■ What the task asks
Repeat the whole listing exactly as written.

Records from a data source
● ● ●

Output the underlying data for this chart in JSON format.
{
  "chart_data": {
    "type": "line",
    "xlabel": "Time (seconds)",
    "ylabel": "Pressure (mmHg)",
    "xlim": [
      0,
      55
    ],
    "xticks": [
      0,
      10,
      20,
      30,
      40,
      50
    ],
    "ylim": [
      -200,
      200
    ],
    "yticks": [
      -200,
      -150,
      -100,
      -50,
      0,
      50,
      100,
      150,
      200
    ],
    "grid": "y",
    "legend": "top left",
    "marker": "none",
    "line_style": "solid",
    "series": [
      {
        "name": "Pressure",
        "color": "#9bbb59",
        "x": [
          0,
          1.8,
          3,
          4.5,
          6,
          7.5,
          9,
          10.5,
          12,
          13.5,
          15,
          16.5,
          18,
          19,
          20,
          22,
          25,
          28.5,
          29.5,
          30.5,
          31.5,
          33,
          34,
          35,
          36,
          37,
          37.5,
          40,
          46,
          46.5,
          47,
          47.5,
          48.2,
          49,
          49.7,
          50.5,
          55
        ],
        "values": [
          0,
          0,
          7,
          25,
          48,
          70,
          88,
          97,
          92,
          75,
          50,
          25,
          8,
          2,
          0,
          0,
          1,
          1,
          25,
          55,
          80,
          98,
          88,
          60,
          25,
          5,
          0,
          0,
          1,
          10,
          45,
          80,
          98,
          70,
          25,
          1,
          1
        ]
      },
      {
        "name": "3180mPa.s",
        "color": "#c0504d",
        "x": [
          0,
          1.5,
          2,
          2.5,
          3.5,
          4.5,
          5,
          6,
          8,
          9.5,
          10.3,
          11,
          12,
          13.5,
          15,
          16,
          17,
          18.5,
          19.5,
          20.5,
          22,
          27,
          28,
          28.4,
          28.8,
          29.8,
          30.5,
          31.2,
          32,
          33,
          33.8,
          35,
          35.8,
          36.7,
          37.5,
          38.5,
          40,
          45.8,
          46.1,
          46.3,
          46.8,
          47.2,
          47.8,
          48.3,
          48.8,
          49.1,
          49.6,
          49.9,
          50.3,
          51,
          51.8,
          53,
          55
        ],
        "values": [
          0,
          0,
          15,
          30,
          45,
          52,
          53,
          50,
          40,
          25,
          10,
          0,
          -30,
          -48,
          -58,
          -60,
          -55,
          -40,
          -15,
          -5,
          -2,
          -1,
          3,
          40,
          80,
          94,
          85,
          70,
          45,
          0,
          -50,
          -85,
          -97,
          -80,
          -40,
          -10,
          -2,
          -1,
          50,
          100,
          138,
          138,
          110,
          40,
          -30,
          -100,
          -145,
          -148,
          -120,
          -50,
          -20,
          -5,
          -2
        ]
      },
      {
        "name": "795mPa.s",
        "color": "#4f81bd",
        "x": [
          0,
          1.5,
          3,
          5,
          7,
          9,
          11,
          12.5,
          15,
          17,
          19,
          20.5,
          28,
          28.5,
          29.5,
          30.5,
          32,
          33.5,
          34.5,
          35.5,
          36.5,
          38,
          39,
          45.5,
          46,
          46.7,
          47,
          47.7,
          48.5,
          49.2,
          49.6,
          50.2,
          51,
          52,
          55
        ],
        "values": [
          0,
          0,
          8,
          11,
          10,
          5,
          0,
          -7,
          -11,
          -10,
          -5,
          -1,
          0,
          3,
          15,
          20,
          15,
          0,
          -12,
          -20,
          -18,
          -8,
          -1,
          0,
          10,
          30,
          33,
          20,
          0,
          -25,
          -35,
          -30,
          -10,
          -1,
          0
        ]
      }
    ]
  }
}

● ● ●

■ Completed exercise
Output the underlying data for this chart in JSON format.
{
  "chart_data": {
    "type": "line",
    "xlabel": "Time (seconds)",
    "ylabel": "Pressure (mmHg)",
    "xlim": [
      0,
      55
    ],
    "xticks": [
      0,
      10,
      20,
      30,
      40,
      50
    ],
    "ylim": [
      -200,
      200
    ],
    "yticks": [
      -200,
      -150,
      -100,
      -50,
      0,
      50,
      100,
      150,
      200
    ],
    "grid": "y",
    "legend": "top left",
    "marker": "none",
    "line_style": "solid",
    "series": [
      {
        "name": "Pressure",
        "color": "#9bbb59",
        "x": [
          0,
          1.8,
          3,
          4.5,
          6,
          7.5,
          9,
          10.5,
          12,
          13.5,
          15,
          16.5,
          18,
          19,
          20,
          22,
          25,
          28.5,
          29.5,
          30.5,
          31.5,
          33,
          34,
          35,
          36,
          37,
          37.5,
          40,
          46,
          46.5,
          47,
          47.5,
          48.2,
          49,
          49.7,
          50.5,
          55
        ],
        "values": [
          0,
          0,
          7,
          25,
          48,
          70,
          88,
          97,
          92,
          75,
          50,
          25,
          8,
          2,
          0,
          0,
          1,
          1,
          25,
          55,
          80,
          98,
          88,
          60,
          25,
          5,
          0,
          0,
          1,
          10,
          45,
          80,
          98,
          70,
          25,
          1,
          1
        ]
      },
      {
        "name": "3180mPa.s",
        "color": "#c0504d",
        "x": [
          0,
          1.5,
          2,
          2.5,
          3.5,
          4.5,
          5,
          6,
          8,
          9.5,
          10.3,
          11,
          12,
          13.5,
          15,
          16,
          17,
          18.5,
          19.5,
          20.5,
          22,
          27,
          28,
          28.4,
          28.8,
          29.8,
          30.5,
          31.2,
          32,
          33,
          33.8,
          35,
          35.8,
          36.7,
          37.5,
          38.5,
          40,
          45.8,
          46.1,
          46.3,
          46.8,
          47.2,
          47.8,
          48.3,
          48.8,
          49.1,
          49.6,
          49.9,
          50.3,
          51,
          51.8,
          53,
          55
        ],
        "values": [
          0,
          0,
          15,
          30,
          45,
          52,
          53,
          50,
          40,
          25,
          10,
          0,
          -30,
          -48,
          -58,
          -60,
          -55,
          -40,
          -15,
          -5,
          -2,
          -1,
          3,
          40,
          80,
          94,
          85,
          70,
          45,
          0,
          -50,
          -85,
          -97,
          -80,
          -40,
          -10,
          -2,
          -1,
          50,
          100,
          138,
          138,
          110,
          40,
          -30,
          -100,
          -145,
          -148,
          -120,
          -50,
          -20,
          -5,
          -2
        ]
      },
      {
        "name": "795mPa.s",
        "color": "#4f81bd",
        "x": [
          0,
          1.5,
          3,
          5,
          7,
          9,
          11,
          12.5,
          15,
          17,
          19,
          20.5,
          28,
          28.5,
          29.5,
          30.5,
          32,
          33.5,
          34.5,
          35.5,
          36.5,
          38,
          39,
          45.5,
          46,
          46.7,
          47,
          47.7,
          48.5,
          49.2,
          49.6,
          50.2,
          51,
          52,
          55
        ],
        "values": [
          0,
          0,
          8,
          11,
          10,
          5,
          0,
          -7,
          -11,
          -10,
          -5,
          -1,
          0,
          3,
          15,
          20,
          15,
          0,
          -12,
          -20,
          -18,
          -8,
          -1,
          0,
          10,
          30,
          33,
          20,
          0,
          -25,
          -35,
          -30,
          -10,
          -1,
          0
        ]
      }
    ]
  }
}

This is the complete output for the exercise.